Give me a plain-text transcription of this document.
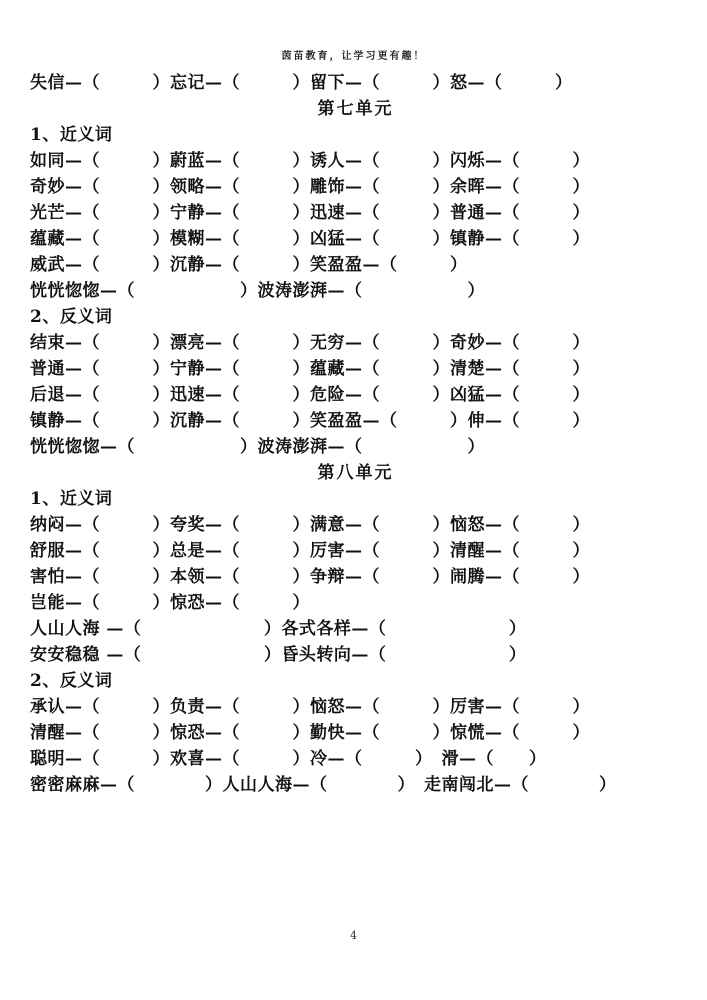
茵苗教育，让学习更有趣！
失信—（　　　）忘记—（　　　）留下—（　　　）怒—（　　　）
第七单元
1、近义词
如同—（　　　）蔚蓝—（　　　）诱人—（　　　）闪烁—（　　　）
奇妙—（　　　）领略—（　　　）雕饰—（　　　）余晖—（　　　）
光芒—（　　　）宁静—（　　　）迅速—（　　　）普通—（　　　）
蕴藏—（　　　）模糊—（　　　）凶猛—（　　　）镇静—（　　　）
威武—（　　　）沉静—（　　　）笑盈盈—（　　　）
恍恍惚惚—（　　　　　　）波涛澎湃—（　　　　　　）
2、反义词
结束—（　　　）漂亮—（　　　）无穷—（　　　）奇妙—（　　　）
普通—（　　　）宁静—（　　　）蕴藏—（　　　）清楚—（　　　）
后退—（　　　）迅速—（　　　）危险—（　　　）凶猛—（　　　）
镇静—（　　　）沉静—（　　　）笑盈盈—（　　　）伸—（　　　）
恍恍惚惚—（　　　　　　）波涛澎湃—（　　　　　　）
第八单元
1、近义词
纳闷—（　　　）夸奖—（　　　）满意—（　　　）恼怒—（　　　）
舒服—（　　　）总是—（　　　）厉害—（　　　）清醒—（　　　）
害怕—（　　　）本领—（　　　）争辩—（　　　）闹腾—（　　　）
岂能—（　　　）惊恐—（　　　）
人山人海 —（　　　　　　　）各式各样—（　　　　　　　）
安安稳稳 —（　　　　　　　）昏头转向—（　　　　　　　）
2、反义词
承认—（　　　）负责—（　　　）恼怒—（　　　）厉害—（　　　）
清醒—（　　　）惊恐—（　　　）勤快—（　　　）惊慌—（　　　）
聪明—（　　　）欢喜—（　　　）冷—（　　　）　滑—（　　）
密密麻麻—（　　　　）人山人海—（　　　　）　走南闯北—（　　　　）
4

# # # #

### Exercise requirements:
Pictures in the records should not appear in your copy, but everything else must be transcribed exactly.

### Task result:
Give me a plain-text transcription of this document.
茵苗教育，让学习更有趣！
失信—（　　　）忘记—（　　　）留下—（　　　）怒—（　　　）
第七单元
1、近义词
如同—（　　　）蔚蓝—（　　　）诱人—（　　　）闪烁—（　　　）
奇妙—（　　　）领略—（　　　）雕饰—（　　　）余晖—（　　　）
光芒—（　　　）宁静—（　　　）迅速—（　　　）普通—（　　　）
蕴藏—（　　　）模糊—（　　　）凶猛—（　　　）镇静—（　　　）
威武—（　　　）沉静—（　　　）笑盈盈—（　　　）
恍恍惚惚—（　　　　　　）波涛澎湃—（　　　　　　）
2、反义词
结束—（　　　）漂亮—（　　　）无穷—（　　　）奇妙—（　　　）
普通—（　　　）宁静—（　　　）蕴藏—（　　　）清楚—（　　　）
后退—（　　　）迅速—（　　　）危险—（　　　）凶猛—（　　　）
镇静—（　　　）沉静—（　　　）笑盈盈—（　　　）伸—（　　　）
恍恍惚惚—（　　　　　　）波涛澎湃—（　　　　　　）
第八单元
1、近义词
纳闷—（　　　）夸奖—（　　　）满意—（　　　）恼怒—（　　　）
舒服—（　　　）总是—（　　　）厉害—（　　　）清醒—（　　　）
害怕—（　　　）本领—（　　　）争辩—（　　　）闹腾—（　　　）
岂能—（　　　）惊恐—（　　　）
人山人海 —（　　　　　　　）各式各样—（　　　　　　　）
安安稳稳 —（　　　　　　　）昏头转向—（　　　　　　　）
2、反义词
承认—（　　　）负责—（　　　）恼怒—（　　　）厉害—（　　　）
清醒—（　　　）惊恐—（　　　）勤快—（　　　）惊慌—（　　　）
聪明—（　　　）欢喜—（　　　）冷—（　　　）　滑—（　　）
密密麻麻—（　　　　）人山人海—（　　　　）　走南闯北—（　　　　）
4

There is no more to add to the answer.